┌────────
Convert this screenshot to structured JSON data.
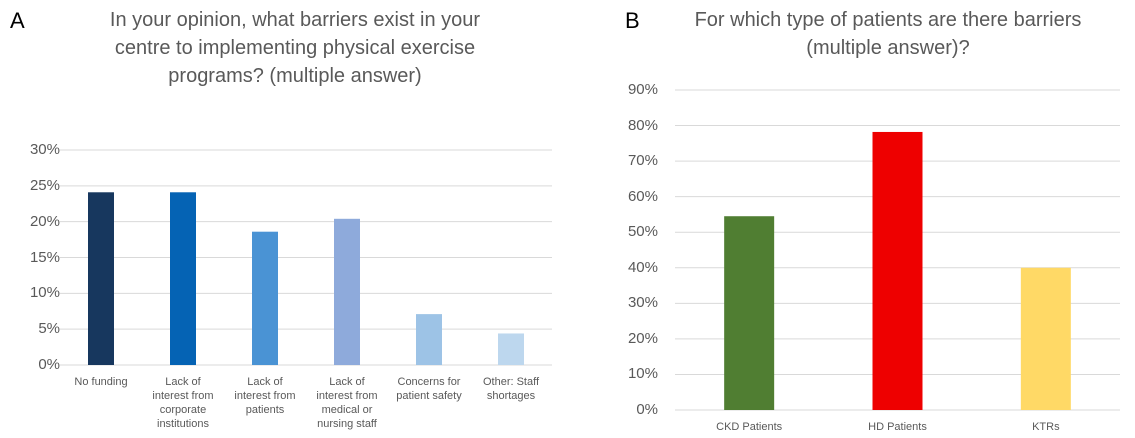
{
  "chart_data": [
    {
      "type": "bar",
      "label": "A",
      "title": "In your opinion, what barriers exist in your\ncentre to implementing physical exercise\nprograms? (multiple answer)",
      "categories": [
        "No funding",
        "Lack of\ninterest from\ncorporate\ninstitutions",
        "Lack of\ninterest from\npatients",
        "Lack of\ninterest from\nmedical or\nnursing staff",
        "Concerns for\npatient safety",
        "Other: Staff\nshortages"
      ],
      "values": [
        24.1,
        24.1,
        18.6,
        20.4,
        7.1,
        4.4
      ],
      "colors": [
        "#17375e",
        "#0563b4",
        "#4a93d4",
        "#8eaadb",
        "#9dc3e6",
        "#bdd7ee"
      ],
      "ylim": [
        0,
        30
      ],
      "yticks": [
        {
          "value": 0,
          "label": "0%"
        },
        {
          "value": 5,
          "label": "5%"
        },
        {
          "value": 10,
          "label": "10%"
        },
        {
          "value": 15,
          "label": "15%"
        },
        {
          "value": 20,
          "label": "20%"
        },
        {
          "value": 25,
          "label": "25%"
        },
        {
          "value": 30,
          "label": "30%"
        }
      ],
      "grid": true
    },
    {
      "type": "bar",
      "label": "B",
      "title": "For which type of patients are there barriers\n(multiple answer)?",
      "categories": [
        "CKD Patients",
        "HD Patients",
        "KTRs"
      ],
      "values": [
        54.5,
        78.2,
        40
      ],
      "colors": [
        "#507e32",
        "#ee0000",
        "#ffd966"
      ],
      "ylim": [
        0,
        90
      ],
      "yticks": [
        {
          "value": 0,
          "label": "0%"
        },
        {
          "value": 10,
          "label": "10%"
        },
        {
          "value": 20,
          "label": "20%"
        },
        {
          "value": 30,
          "label": "30%"
        },
        {
          "value": 40,
          "label": "40%"
        },
        {
          "value": 50,
          "label": "50%"
        },
        {
          "value": 60,
          "label": "60%"
        },
        {
          "value": 70,
          "label": "70%"
        },
        {
          "value": 80,
          "label": "80%"
        },
        {
          "value": 90,
          "label": "90%"
        }
      ],
      "grid": true
    }
  ]
}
└────────
--- Work order ---
Now transcribe all the entries above exactly, so that no picture is carried over.

--- Answer to this exercise ---
Convert this screenshot to structured JSON data.
{
  "chart_data": [
    {
      "type": "bar",
      "label": "A",
      "title": "In your opinion, what barriers exist in your\ncentre to implementing physical exercise\nprograms? (multiple answer)",
      "categories": [
        "No funding",
        "Lack of\ninterest from\ncorporate\ninstitutions",
        "Lack of\ninterest from\npatients",
        "Lack of\ninterest from\nmedical or\nnursing staff",
        "Concerns for\npatient safety",
        "Other: Staff\nshortages"
      ],
      "values": [
        24.1,
        24.1,
        18.6,
        20.4,
        7.1,
        4.4
      ],
      "colors": [
        "#17375e",
        "#0563b4",
        "#4a93d4",
        "#8eaadb",
        "#9dc3e6",
        "#bdd7ee"
      ],
      "ylim": [
        0,
        30
      ],
      "yticks": [
        {
          "value": 0,
          "label": "0%"
        },
        {
          "value": 5,
          "label": "5%"
        },
        {
          "value": 10,
          "label": "10%"
        },
        {
          "value": 15,
          "label": "15%"
        },
        {
          "value": 20,
          "label": "20%"
        },
        {
          "value": 25,
          "label": "25%"
        },
        {
          "value": 30,
          "label": "30%"
        }
      ],
      "grid": true
    },
    {
      "type": "bar",
      "label": "B",
      "title": "For which type of patients are there barriers\n(multiple answer)?",
      "categories": [
        "CKD Patients",
        "HD Patients",
        "KTRs"
      ],
      "values": [
        54.5,
        78.2,
        40
      ],
      "colors": [
        "#507e32",
        "#ee0000",
        "#ffd966"
      ],
      "ylim": [
        0,
        90
      ],
      "yticks": [
        {
          "value": 0,
          "label": "0%"
        },
        {
          "value": 10,
          "label": "10%"
        },
        {
          "value": 20,
          "label": "20%"
        },
        {
          "value": 30,
          "label": "30%"
        },
        {
          "value": 40,
          "label": "40%"
        },
        {
          "value": 50,
          "label": "50%"
        },
        {
          "value": 60,
          "label": "60%"
        },
        {
          "value": 70,
          "label": "70%"
        },
        {
          "value": 80,
          "label": "80%"
        },
        {
          "value": 90,
          "label": "90%"
        }
      ],
      "grid": true
    }
  ]
}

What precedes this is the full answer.